THE TASK - Output every record word for word.

────

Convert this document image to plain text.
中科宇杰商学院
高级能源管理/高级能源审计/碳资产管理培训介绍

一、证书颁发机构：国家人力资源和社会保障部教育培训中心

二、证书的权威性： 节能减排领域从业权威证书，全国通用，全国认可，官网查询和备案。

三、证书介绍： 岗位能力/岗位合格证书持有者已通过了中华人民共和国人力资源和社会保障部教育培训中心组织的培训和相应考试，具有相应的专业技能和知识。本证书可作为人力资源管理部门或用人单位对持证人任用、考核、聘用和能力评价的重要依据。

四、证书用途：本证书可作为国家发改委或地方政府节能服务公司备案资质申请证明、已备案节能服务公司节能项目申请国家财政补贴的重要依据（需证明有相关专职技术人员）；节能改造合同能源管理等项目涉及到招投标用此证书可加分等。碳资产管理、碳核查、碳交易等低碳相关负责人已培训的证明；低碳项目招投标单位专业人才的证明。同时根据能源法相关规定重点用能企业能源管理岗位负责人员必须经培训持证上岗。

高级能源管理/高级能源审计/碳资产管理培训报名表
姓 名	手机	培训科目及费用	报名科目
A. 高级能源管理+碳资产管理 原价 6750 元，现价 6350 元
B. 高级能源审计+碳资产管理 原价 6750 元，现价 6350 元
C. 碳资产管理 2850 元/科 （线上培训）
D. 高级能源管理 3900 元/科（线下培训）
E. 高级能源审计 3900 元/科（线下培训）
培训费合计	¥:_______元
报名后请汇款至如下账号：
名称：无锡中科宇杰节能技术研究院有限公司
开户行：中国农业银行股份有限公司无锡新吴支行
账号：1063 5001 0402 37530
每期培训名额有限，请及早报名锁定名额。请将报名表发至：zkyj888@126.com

────

THE COMPLETED TASK -
Convert this document image to plain text.
中科宇杰商学院
高级能源管理/高级能源审计/碳资产管理培训介绍

一、证书颁发机构：国家人力资源和社会保障部教育培训中心

二、证书的权威性： 节能减排领域从业权威证书，全国通用，全国认可，官网查询和备案。

三、证书介绍： 岗位能力/岗位合格证书持有者已通过了中华人民共和国人力资源和社会保障部教育培训中心组织的培训和相应考试，具有相应的专业技能和知识。本证书可作为人力资源管理部门或用人单位对持证人任用、考核、聘用和能力评价的重要依据。

四、证书用途：本证书可作为国家发改委或地方政府节能服务公司备案资质申请证明、已备案节能服务公司节能项目申请国家财政补贴的重要依据（需证明有相关专职技术人员）；节能改造合同能源管理等项目涉及到招投标用此证书可加分等。碳资产管理、碳核查、碳交易等低碳相关负责人已培训的证明；低碳项目招投标单位专业人才的证明。同时根据能源法相关规定重点用能企业能源管理岗位负责人员必须经培训持证上岗。

高级能源管理/高级能源审计/碳资产管理培训报名表
姓 名	手机	培训科目及费用	报名科目
A. 高级能源管理+碳资产管理 原价 6750 元，现价 6350 元
B. 高级能源审计+碳资产管理 原价 6750 元，现价 6350 元
C. 碳资产管理 2850 元/科 （线上培训）
D. 高级能源管理 3900 元/科（线下培训）
E. 高级能源审计 3900 元/科（线下培训）
培训费合计	¥:_______元
报名后请汇款至如下账号：
名称：无锡中科宇杰节能技术研究院有限公司
开户行：中国农业银行股份有限公司无锡新吴支行
账号：1063 5001 0402 37530
每期培训名额有限，请及早报名锁定名额。请将报名表发至：zkyj888@126.com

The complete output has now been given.